Task statement. Transcribe all of the material exactly.

(Recorded data)

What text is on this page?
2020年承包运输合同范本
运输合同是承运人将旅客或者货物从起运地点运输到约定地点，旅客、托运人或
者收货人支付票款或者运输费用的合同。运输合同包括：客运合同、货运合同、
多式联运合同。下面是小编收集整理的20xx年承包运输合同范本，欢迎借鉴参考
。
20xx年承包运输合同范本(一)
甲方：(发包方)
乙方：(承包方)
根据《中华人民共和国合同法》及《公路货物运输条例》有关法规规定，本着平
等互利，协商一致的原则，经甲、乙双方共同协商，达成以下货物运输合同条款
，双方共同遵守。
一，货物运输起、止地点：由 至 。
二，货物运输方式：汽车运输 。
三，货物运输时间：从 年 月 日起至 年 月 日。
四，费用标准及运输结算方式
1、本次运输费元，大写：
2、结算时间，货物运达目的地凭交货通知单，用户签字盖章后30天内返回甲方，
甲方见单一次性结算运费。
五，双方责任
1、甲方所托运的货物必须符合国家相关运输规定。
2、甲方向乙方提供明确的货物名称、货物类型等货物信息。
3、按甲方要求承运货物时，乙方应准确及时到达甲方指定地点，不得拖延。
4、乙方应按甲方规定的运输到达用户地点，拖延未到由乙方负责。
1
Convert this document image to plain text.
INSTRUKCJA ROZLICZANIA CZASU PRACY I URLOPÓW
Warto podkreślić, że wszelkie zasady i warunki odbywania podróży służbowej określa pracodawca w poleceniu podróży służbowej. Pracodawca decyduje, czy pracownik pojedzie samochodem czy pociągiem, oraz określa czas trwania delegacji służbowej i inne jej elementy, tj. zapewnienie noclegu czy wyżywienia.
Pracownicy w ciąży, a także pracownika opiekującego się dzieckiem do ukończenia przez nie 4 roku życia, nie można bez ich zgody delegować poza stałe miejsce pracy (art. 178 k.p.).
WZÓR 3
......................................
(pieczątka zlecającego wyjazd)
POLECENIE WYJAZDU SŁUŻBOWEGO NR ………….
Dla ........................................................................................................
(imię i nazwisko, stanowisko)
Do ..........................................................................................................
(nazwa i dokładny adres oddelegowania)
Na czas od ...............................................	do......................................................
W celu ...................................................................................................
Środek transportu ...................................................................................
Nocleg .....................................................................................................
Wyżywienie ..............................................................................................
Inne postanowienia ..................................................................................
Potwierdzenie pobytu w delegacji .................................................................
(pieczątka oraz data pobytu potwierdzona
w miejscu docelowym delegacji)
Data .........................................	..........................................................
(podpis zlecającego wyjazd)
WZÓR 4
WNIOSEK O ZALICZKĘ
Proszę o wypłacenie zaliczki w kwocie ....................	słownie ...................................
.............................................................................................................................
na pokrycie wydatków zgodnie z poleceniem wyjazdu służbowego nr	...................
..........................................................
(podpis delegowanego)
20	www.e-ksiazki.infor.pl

Exercise output.
What text is on this page?
2020年承包运输合同范本
运输合同是承运人将旅客或者货物从起运地点运输到约定地点，旅客、托运人或
者收货人支付票款或者运输费用的合同。运输合同包括：客运合同、货运合同、
多式联运合同。下面是小编收集整理的20xx年承包运输合同范本，欢迎借鉴参考
。
20xx年承包运输合同范本(一)
甲方：(发包方)
乙方：(承包方)
根据《中华人民共和国合同法》及《公路货物运输条例》有关法规规定，本着平
等互利，协商一致的原则，经甲、乙双方共同协商，达成以下货物运输合同条款
，双方共同遵守。
一，货物运输起、止地点：由 至 。
二，货物运输方式：汽车运输 。
三，货物运输时间：从 年 月 日起至 年 月 日。
四，费用标准及运输结算方式
1、本次运输费元，大写：
2、结算时间，货物运达目的地凭交货通知单，用户签字盖章后30天内返回甲方，
甲方见单一次性结算运费。
五，双方责任
1、甲方所托运的货物必须符合国家相关运输规定。
2、甲方向乙方提供明确的货物名称、货物类型等货物信息。
3、按甲方要求承运货物时，乙方应准确及时到达甲方指定地点，不得拖延。
4、乙方应按甲方规定的运输到达用户地点，拖延未到由乙方负责。
1
Convert this document image to plain text.
INSTRUKCJA ROZLICZANIA CZASU PRACY I URLOPÓW
Warto podkreślić, że wszelkie zasady i warunki odbywania podróży służbowej określa pracodawca w poleceniu podróży służbowej. Pracodawca decyduje, czy pracownik pojedzie samochodem czy pociągiem, oraz określa czas trwania delegacji służbowej i inne jej elementy, tj. zapewnienie noclegu czy wyżywienia.
Pracownicy w ciąży, a także pracownika opiekującego się dzieckiem do ukończenia przez nie 4 roku życia, nie można bez ich zgody delegować poza stałe miejsce pracy (art. 178 k.p.).
WZÓR 3
......................................
(pieczątka zlecającego wyjazd)
POLECENIE WYJAZDU SŁUŻBOWEGO NR ………….
Dla ........................................................................................................
(imię i nazwisko, stanowisko)
Do ..........................................................................................................
(nazwa i dokładny adres oddelegowania)
Na czas od ...............................................	do......................................................
W celu ...................................................................................................
Środek transportu ...................................................................................
Nocleg .....................................................................................................
Wyżywienie ..............................................................................................
Inne postanowienia ..................................................................................
Potwierdzenie pobytu w delegacji .................................................................
(pieczątka oraz data pobytu potwierdzona
w miejscu docelowym delegacji)
Data .........................................	..........................................................
(podpis zlecającego wyjazd)
WZÓR 4
WNIOSEK O ZALICZKĘ
Proszę o wypłacenie zaliczki w kwocie ....................	słownie ...................................
.............................................................................................................................
na pokrycie wydatków zgodnie z poleceniem wyjazdu służbowego nr	...................
..........................................................
(podpis delegowanego)
20	www.e-ksiazki.infor.pl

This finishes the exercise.